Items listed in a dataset
---

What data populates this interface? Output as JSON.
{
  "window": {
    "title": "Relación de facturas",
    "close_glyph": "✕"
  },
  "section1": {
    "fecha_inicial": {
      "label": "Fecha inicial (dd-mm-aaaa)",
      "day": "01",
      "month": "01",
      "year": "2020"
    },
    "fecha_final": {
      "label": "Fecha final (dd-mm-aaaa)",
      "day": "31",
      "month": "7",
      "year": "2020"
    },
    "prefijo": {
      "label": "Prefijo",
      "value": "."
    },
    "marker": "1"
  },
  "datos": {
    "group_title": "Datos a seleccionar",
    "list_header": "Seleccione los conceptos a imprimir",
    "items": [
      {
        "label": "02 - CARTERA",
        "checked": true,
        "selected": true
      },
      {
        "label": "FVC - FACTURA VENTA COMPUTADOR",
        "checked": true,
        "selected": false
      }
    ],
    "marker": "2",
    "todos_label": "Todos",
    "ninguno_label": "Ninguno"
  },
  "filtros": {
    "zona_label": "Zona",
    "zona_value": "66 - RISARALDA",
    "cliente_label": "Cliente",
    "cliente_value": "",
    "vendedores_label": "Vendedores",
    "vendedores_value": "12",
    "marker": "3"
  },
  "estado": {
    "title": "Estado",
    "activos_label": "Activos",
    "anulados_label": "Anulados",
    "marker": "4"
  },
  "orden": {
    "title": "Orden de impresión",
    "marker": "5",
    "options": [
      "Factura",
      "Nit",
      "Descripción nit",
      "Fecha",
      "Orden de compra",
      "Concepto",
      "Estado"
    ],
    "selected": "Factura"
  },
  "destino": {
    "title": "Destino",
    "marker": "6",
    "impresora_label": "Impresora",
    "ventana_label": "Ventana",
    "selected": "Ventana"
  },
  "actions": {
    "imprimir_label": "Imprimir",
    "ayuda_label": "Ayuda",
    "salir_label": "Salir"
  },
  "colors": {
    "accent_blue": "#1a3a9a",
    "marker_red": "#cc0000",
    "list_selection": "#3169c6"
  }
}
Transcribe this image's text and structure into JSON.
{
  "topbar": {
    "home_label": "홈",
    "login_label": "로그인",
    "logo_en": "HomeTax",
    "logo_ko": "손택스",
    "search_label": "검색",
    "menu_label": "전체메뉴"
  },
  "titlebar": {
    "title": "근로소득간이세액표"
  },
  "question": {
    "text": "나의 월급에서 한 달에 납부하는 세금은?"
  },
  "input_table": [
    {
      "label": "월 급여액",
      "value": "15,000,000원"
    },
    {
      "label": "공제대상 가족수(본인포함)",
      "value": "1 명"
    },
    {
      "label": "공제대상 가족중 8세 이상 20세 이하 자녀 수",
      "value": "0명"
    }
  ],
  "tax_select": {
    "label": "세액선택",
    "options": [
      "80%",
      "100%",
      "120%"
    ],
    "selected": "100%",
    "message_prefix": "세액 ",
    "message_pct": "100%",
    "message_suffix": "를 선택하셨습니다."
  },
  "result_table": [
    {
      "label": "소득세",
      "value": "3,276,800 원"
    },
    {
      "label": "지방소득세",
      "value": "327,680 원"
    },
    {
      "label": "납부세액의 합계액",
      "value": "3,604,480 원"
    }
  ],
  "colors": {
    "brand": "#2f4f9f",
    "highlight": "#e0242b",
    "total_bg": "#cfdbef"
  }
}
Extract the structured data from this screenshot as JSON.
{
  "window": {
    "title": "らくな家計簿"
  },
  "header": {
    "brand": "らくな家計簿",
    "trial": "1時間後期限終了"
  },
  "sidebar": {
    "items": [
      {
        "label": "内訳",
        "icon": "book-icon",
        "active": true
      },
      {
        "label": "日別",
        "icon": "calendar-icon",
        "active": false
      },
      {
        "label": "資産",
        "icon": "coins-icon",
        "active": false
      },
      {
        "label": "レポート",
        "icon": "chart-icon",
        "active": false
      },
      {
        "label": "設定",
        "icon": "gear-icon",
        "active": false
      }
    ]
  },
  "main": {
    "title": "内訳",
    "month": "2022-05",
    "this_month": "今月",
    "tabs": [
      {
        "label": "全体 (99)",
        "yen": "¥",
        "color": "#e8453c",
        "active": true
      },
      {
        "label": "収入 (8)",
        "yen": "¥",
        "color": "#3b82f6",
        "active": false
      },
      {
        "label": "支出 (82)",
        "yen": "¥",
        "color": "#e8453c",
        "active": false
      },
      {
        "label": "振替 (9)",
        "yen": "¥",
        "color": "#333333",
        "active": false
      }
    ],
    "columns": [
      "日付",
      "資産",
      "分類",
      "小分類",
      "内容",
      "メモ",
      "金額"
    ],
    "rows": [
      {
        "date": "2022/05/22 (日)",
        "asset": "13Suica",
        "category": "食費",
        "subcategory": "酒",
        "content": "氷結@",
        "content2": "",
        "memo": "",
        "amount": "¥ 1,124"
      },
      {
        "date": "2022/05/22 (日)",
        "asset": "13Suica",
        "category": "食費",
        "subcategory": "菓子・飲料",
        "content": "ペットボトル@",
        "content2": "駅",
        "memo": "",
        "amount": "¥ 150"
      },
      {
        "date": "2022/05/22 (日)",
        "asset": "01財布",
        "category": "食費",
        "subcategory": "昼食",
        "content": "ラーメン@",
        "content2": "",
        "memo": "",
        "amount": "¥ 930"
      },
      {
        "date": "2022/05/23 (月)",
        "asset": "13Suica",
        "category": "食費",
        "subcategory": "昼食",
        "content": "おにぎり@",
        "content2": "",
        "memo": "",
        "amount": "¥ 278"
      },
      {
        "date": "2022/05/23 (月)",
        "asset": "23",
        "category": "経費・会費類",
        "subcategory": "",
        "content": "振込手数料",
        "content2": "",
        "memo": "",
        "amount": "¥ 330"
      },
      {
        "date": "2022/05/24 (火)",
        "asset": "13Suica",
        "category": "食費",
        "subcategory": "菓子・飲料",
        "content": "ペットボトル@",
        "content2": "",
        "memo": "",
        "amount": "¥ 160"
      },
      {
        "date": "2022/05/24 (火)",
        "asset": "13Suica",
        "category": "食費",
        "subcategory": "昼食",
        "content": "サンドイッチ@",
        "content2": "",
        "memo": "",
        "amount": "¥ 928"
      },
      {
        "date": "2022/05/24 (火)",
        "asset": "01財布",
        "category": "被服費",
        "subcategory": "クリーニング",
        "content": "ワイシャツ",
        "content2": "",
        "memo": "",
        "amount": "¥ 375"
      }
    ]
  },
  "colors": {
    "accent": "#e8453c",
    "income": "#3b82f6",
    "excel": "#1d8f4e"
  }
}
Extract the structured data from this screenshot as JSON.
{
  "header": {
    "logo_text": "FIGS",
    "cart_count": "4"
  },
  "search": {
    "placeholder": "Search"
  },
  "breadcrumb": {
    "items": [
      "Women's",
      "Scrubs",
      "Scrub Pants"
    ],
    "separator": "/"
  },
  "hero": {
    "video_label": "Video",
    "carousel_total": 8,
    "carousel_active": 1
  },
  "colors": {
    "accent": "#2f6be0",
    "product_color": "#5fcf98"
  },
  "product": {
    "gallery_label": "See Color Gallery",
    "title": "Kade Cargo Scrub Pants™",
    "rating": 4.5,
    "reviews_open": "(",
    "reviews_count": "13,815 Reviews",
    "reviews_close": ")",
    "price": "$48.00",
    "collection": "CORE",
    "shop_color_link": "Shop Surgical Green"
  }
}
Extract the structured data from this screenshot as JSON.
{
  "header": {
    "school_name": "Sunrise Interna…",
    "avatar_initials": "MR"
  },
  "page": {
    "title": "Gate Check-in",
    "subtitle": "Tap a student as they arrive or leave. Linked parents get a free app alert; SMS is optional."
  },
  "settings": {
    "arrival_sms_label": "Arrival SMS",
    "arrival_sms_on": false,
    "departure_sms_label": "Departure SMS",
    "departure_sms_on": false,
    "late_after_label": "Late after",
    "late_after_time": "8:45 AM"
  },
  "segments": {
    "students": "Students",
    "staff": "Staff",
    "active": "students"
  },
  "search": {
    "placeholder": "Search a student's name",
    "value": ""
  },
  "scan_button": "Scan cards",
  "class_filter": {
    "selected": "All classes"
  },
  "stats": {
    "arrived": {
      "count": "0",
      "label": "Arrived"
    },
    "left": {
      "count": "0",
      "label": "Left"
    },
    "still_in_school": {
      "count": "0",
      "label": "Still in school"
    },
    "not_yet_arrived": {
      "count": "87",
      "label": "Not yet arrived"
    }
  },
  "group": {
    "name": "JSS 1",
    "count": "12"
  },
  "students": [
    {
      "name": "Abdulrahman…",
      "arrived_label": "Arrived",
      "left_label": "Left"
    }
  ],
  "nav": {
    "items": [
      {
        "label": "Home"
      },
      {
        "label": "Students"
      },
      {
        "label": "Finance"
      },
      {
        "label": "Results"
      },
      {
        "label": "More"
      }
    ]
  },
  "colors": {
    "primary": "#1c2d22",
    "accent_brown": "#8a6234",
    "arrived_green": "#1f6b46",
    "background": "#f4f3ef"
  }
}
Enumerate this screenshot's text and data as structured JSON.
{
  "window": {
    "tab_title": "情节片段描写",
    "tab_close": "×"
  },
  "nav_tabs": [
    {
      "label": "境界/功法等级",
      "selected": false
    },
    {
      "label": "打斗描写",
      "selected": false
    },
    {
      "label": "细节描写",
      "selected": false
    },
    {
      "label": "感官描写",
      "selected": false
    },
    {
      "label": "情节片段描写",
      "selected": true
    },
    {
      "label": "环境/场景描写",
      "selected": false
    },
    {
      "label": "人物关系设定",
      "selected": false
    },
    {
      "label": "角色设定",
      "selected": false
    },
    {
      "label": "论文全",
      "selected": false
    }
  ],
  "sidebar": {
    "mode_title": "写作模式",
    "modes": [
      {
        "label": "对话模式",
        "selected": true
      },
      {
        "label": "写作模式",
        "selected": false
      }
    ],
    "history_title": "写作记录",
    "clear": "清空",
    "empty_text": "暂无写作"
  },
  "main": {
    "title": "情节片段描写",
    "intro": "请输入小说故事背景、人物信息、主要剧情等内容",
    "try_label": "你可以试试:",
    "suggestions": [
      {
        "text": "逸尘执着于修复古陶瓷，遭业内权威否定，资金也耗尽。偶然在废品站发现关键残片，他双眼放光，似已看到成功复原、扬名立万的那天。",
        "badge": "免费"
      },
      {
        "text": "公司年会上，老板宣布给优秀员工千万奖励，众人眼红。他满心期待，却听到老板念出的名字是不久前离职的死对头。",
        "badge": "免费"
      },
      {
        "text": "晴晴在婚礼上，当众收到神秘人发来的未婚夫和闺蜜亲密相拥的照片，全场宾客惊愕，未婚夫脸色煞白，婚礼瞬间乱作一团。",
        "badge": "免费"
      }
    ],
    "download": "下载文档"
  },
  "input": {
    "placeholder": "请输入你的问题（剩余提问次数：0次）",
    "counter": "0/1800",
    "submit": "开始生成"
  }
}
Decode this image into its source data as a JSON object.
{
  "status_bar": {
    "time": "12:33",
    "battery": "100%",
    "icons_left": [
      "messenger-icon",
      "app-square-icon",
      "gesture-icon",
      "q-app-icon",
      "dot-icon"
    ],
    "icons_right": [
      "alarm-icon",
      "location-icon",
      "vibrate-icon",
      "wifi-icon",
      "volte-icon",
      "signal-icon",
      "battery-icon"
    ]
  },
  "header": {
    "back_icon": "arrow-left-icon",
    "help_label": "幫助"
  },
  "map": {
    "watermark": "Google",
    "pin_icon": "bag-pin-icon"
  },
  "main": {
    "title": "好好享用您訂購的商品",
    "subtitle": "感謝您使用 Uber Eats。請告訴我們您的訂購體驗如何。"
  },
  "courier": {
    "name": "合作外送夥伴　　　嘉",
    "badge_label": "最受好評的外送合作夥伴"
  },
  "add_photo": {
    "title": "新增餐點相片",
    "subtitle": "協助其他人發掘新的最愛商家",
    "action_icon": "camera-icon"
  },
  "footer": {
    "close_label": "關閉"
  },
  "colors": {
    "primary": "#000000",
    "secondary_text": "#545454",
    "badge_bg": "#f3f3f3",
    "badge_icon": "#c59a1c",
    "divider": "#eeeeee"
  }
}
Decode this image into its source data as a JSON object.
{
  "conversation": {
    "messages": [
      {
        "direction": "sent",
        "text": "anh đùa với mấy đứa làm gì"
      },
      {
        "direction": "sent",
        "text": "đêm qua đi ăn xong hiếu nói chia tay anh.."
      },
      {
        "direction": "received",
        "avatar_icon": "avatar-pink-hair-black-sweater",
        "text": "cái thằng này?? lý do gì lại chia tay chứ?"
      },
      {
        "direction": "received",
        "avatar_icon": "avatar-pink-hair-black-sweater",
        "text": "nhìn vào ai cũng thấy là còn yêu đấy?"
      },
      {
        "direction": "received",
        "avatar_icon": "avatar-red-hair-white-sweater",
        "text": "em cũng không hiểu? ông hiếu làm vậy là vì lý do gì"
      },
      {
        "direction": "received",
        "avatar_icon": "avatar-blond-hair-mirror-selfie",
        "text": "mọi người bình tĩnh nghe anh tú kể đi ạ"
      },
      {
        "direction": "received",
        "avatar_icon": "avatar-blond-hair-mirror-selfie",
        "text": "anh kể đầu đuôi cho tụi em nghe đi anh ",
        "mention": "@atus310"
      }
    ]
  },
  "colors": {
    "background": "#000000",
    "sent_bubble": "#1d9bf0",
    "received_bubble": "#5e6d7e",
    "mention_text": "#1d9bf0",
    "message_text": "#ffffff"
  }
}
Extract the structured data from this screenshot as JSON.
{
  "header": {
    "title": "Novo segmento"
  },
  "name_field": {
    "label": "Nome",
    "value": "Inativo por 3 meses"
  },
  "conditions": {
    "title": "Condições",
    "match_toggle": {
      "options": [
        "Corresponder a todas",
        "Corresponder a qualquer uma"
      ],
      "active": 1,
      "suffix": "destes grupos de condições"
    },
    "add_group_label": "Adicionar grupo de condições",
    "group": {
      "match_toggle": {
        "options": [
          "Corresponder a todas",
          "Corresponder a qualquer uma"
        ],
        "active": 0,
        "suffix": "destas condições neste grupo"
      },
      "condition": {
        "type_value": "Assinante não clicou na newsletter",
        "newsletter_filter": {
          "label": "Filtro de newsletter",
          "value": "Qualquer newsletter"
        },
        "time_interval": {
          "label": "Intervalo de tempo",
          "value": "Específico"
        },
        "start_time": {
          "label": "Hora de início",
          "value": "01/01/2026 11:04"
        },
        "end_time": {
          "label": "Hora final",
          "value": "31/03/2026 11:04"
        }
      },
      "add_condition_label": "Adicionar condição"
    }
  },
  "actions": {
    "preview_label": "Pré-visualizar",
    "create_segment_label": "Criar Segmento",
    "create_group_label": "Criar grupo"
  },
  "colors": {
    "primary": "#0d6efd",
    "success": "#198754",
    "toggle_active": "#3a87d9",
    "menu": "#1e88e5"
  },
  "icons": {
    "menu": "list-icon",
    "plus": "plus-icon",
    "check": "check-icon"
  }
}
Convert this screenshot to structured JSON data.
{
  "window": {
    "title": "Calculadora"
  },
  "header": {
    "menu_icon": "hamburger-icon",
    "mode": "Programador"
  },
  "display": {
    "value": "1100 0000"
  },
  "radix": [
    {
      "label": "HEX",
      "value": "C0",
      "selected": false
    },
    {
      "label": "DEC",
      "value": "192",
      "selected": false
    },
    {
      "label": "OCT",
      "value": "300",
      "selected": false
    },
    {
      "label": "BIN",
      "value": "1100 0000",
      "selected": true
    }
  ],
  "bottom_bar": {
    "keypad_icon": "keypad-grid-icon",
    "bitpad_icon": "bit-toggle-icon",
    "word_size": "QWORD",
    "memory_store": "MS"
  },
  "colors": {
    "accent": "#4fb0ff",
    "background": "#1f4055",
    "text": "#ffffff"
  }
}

---

→ What needs to be done: Begin with the line that contains "Convert this screenshot" and quote each line after it exactly, stopping after the last line of the data.

→ Response below:
Convert this screenshot to structured JSON data.
{
  "window": {
    "title": "Calculadora"
  },
  "header": {
    "menu_icon": "hamburger-icon",
    "mode": "Programador"
  },
  "display": {
    "value": "1100 0000"
  },
  "radix": [
    {
      "label": "HEX",
      "value": "C0",
      "selected": false
    },
    {
      "label": "DEC",
      "value": "192",
      "selected": false
    },
    {
      "label": "OCT",
      "value": "300",
      "selected": false
    },
    {
      "label": "BIN",
      "value": "1100 0000",
      "selected": true
    }
  ],
  "bottom_bar": {
    "keypad_icon": "keypad-grid-icon",
    "bitpad_icon": "bit-toggle-icon",
    "word_size": "QWORD",
    "memory_store": "MS"
  },
  "colors": {
    "accent": "#4fb0ff",
    "background": "#1f4055",
    "text": "#ffffff"
  }
}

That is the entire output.